* THE RECORDS *
▶

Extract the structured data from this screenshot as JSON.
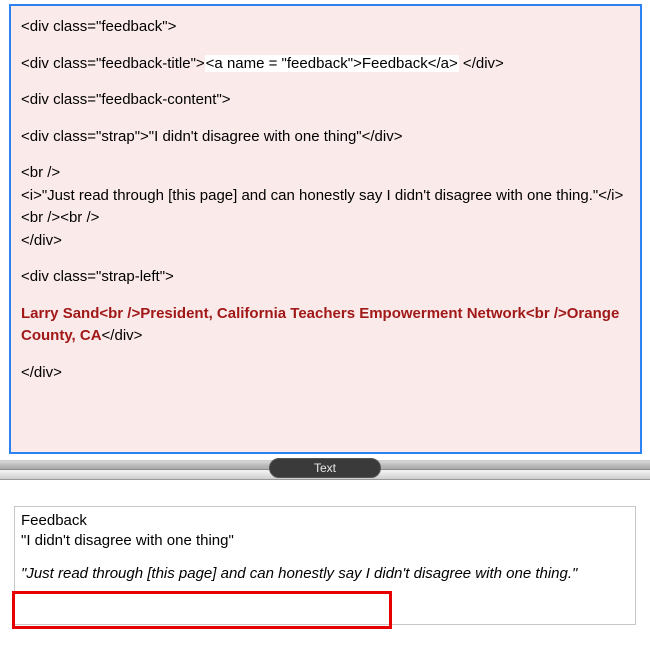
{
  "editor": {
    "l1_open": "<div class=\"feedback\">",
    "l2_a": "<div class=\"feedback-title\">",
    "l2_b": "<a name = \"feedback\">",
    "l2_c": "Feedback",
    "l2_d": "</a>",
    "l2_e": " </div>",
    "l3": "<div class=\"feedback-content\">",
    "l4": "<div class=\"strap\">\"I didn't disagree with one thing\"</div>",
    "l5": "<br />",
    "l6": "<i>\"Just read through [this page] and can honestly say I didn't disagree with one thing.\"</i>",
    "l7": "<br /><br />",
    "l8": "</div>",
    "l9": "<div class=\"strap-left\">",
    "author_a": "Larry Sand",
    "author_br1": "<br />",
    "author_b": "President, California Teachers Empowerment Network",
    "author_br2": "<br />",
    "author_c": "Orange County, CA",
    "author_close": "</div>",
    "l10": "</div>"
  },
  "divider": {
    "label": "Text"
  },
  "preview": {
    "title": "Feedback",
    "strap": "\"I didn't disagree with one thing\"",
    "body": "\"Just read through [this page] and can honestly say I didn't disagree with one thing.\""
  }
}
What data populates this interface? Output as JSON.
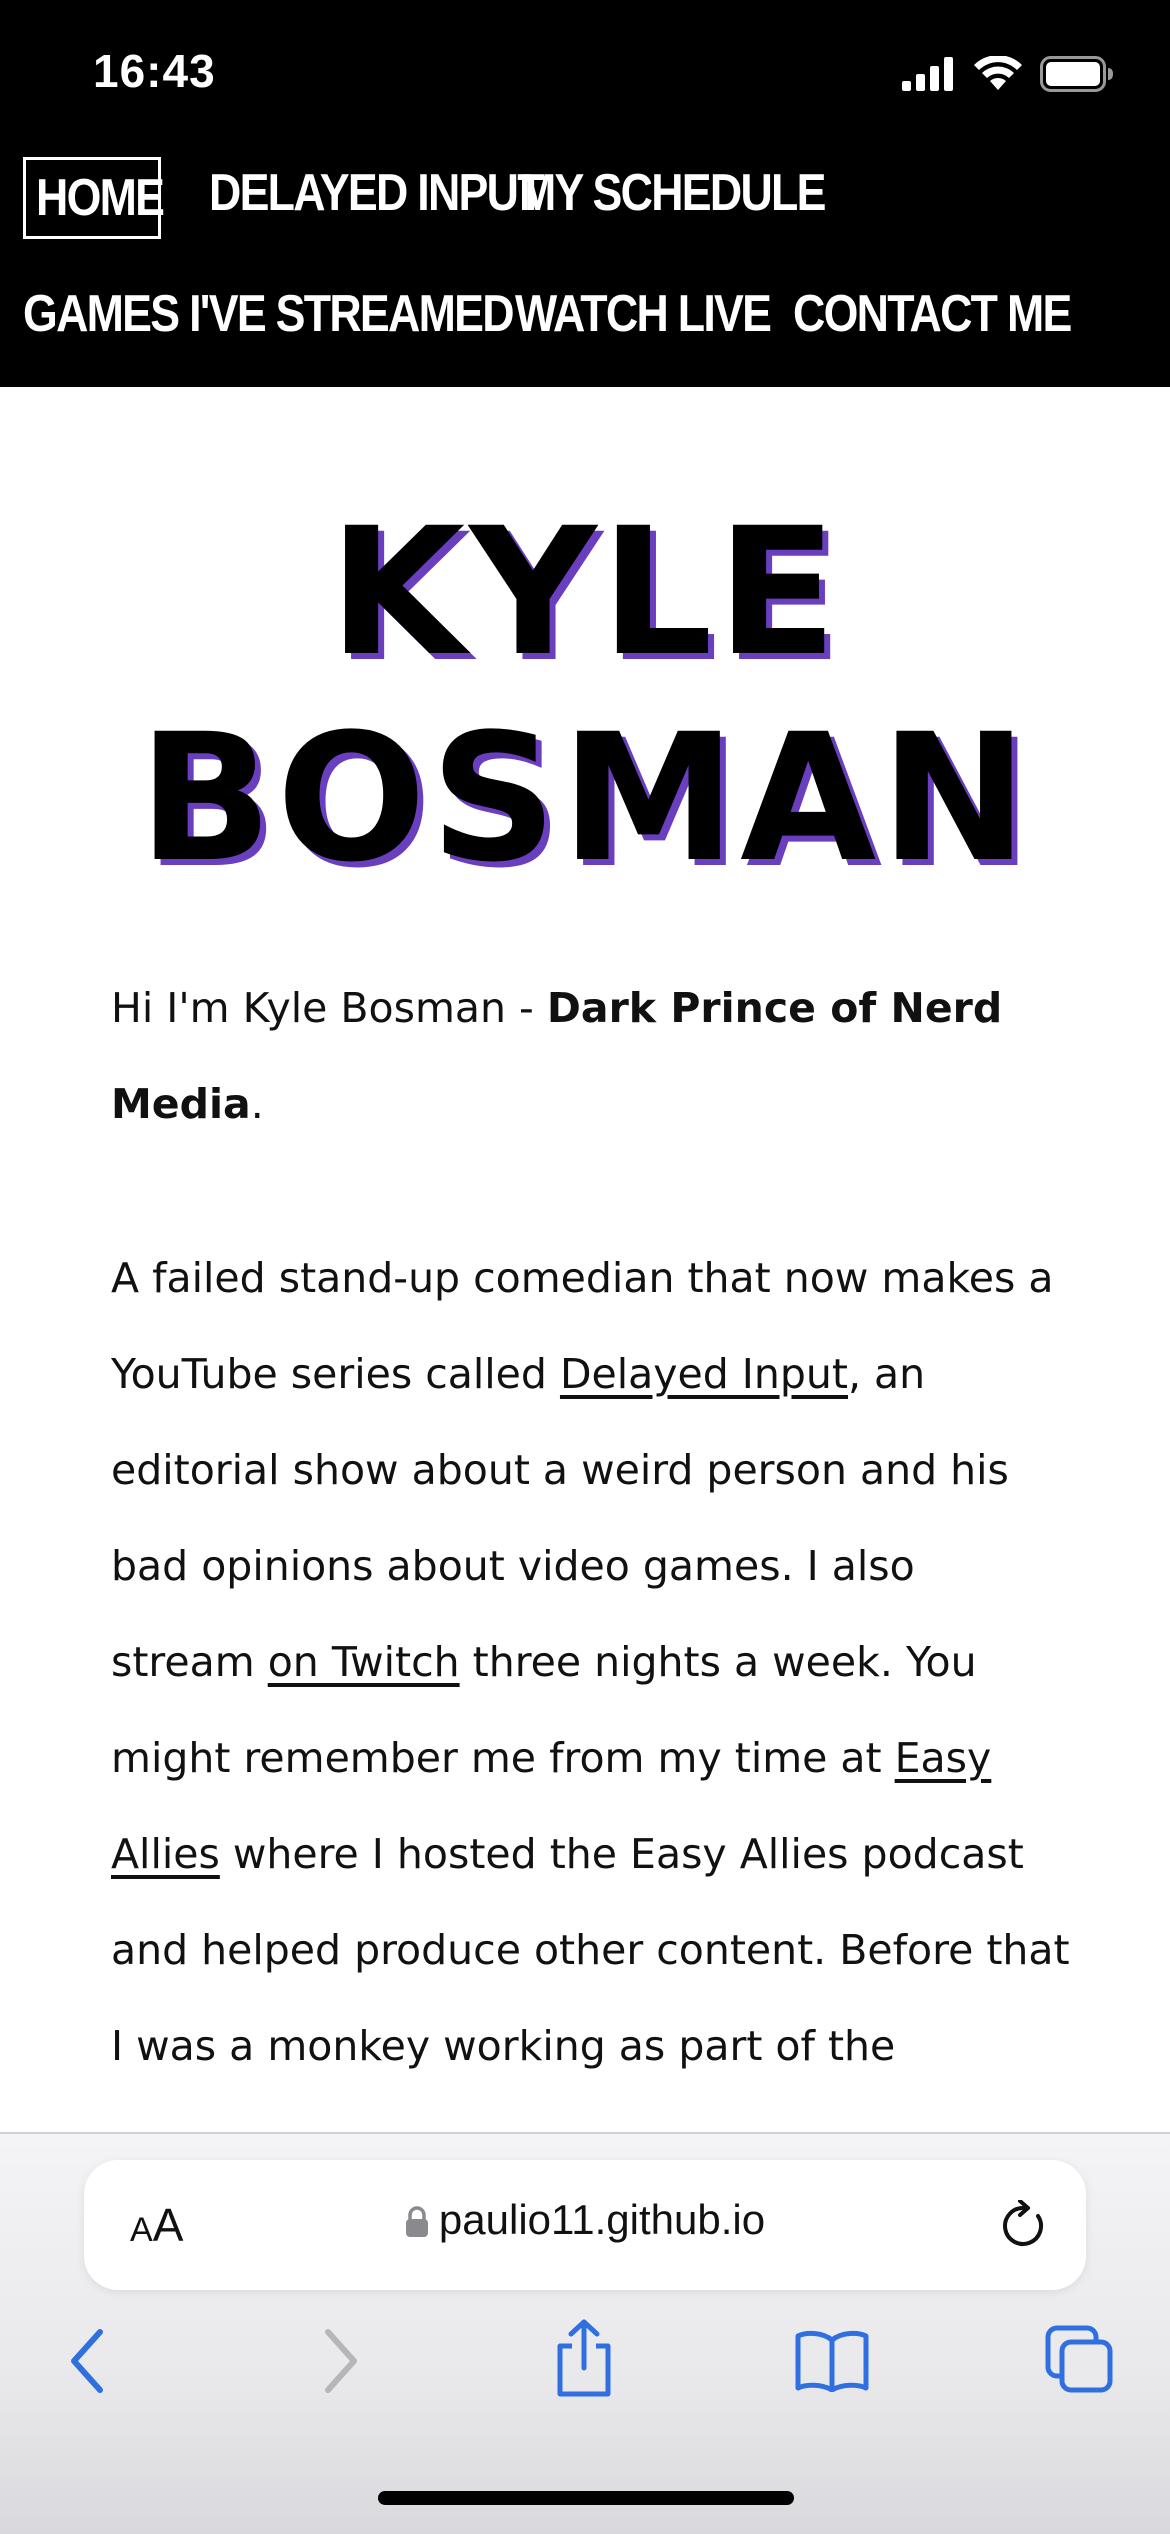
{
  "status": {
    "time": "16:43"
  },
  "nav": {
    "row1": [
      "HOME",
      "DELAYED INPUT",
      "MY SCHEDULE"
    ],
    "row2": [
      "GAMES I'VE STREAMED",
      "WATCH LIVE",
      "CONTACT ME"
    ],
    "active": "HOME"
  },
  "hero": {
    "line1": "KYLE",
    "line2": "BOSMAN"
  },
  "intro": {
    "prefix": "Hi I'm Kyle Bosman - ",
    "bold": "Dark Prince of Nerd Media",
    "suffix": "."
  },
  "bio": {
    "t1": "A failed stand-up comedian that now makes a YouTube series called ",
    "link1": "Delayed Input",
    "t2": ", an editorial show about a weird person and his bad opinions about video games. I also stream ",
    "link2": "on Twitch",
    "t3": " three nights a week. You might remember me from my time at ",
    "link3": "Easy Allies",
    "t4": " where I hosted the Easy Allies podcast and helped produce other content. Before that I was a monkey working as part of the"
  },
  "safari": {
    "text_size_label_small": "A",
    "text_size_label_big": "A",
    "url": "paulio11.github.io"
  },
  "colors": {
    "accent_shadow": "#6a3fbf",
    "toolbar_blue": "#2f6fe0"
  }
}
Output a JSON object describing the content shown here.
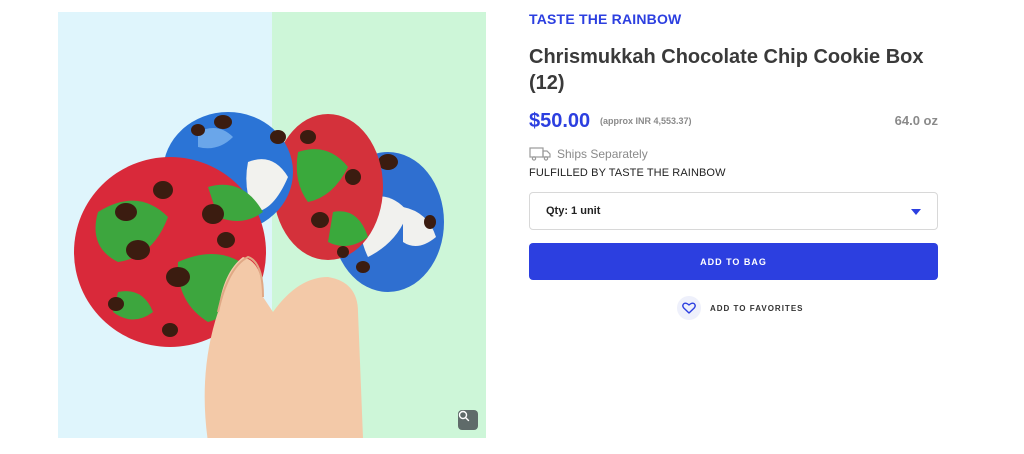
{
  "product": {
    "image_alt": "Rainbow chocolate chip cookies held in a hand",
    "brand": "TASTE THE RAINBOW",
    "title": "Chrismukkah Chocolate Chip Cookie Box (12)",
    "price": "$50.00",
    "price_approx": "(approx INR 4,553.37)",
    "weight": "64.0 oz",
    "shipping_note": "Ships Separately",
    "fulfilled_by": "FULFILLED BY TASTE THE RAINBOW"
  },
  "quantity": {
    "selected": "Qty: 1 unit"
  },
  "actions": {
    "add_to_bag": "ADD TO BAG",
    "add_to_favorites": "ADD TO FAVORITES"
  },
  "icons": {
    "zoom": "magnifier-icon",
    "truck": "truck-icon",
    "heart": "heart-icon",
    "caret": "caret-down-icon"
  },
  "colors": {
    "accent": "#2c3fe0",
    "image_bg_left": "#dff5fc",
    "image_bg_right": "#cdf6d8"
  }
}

◀

* JOB *
Transcribe all of the records above character for character. Exclude the pictures.

* RESULT FOR THIS TASK *
Extract the structured data from this screenshot as JSON.
{
  "editor": {
    "l1_open": "<div class=\"feedback\">",
    "l2_a": "<div class=\"feedback-title\">",
    "l2_b": "<a name = \"feedback\">",
    "l2_c": "Feedback",
    "l2_d": "</a>",
    "l2_e": " </div>",
    "l3": "<div class=\"feedback-content\">",
    "l4": "<div class=\"strap\">\"I didn't disagree with one thing\"</div>",
    "l5": "<br />",
    "l6": "<i>\"Just read through [this page] and can honestly say I didn't disagree with one thing.\"</i>",
    "l7": "<br /><br />",
    "l8": "</div>",
    "l9": "<div class=\"strap-left\">",
    "author_a": "Larry Sand",
    "author_br1": "<br />",
    "author_b": "President, California Teachers Empowerment Network",
    "author_br2": "<br />",
    "author_c": "Orange County, CA",
    "author_close": "</div>",
    "l10": "</div>"
  },
  "divider": {
    "label": "Text"
  },
  "preview": {
    "title": "Feedback",
    "strap": "\"I didn't disagree with one thing\"",
    "body": "\"Just read through [this page] and can honestly say I didn't disagree with one thing.\""
  }
}
What data populates this interface? Output as JSON.
{
  "status": {
    "time": "16:43"
  },
  "nav": {
    "row1": [
      "HOME",
      "DELAYED INPUT",
      "MY SCHEDULE"
    ],
    "row2": [
      "GAMES I'VE STREAMED",
      "WATCH LIVE",
      "CONTACT ME"
    ],
    "active": "HOME"
  },
  "hero": {
    "line1": "KYLE",
    "line2": "BOSMAN"
  },
  "intro": {
    "prefix": "Hi I'm Kyle Bosman - ",
    "bold": "Dark Prince of Nerd Media",
    "suffix": "."
  },
  "bio": {
    "t1": "A failed stand-up comedian that now makes a YouTube series called ",
    "link1": "Delayed Input",
    "t2": ", an editorial show about a weird person and his bad opinions about video games. I also stream ",
    "link2": "on Twitch",
    "t3": " three nights a week. You might remember me from my time at ",
    "link3": "Easy Allies",
    "t4": " where I hosted the Easy Allies podcast and helped produce other content. Before that I was a monkey working as part of the"
  },
  "safari": {
    "text_size_label_small": "A",
    "text_size_label_big": "A",
    "url": "paulio11.github.io"
  },
  "colors": {
    "accent_shadow": "#6a3fbf",
    "toolbar_blue": "#2f6fe0"
  }
}
Output a JSON object describing the content shown here.
{
  "product": {
    "image_alt": "Rainbow chocolate chip cookies held in a hand",
    "brand": "TASTE THE RAINBOW",
    "title": "Chrismukkah Chocolate Chip Cookie Box (12)",
    "price": "$50.00",
    "price_approx": "(approx INR 4,553.37)",
    "weight": "64.0 oz",
    "shipping_note": "Ships Separately",
    "fulfilled_by": "FULFILLED BY TASTE THE RAINBOW"
  },
  "quantity": {
    "selected": "Qty: 1 unit"
  },
  "actions": {
    "add_to_bag": "ADD TO BAG",
    "add_to_favorites": "ADD TO FAVORITES"
  },
  "icons": {
    "zoom": "magnifier-icon",
    "truck": "truck-icon",
    "heart": "heart-icon",
    "caret": "caret-down-icon"
  },
  "colors": {
    "accent": "#2c3fe0",
    "image_bg_left": "#dff5fc",
    "image_bg_right": "#cdf6d8"
  }
}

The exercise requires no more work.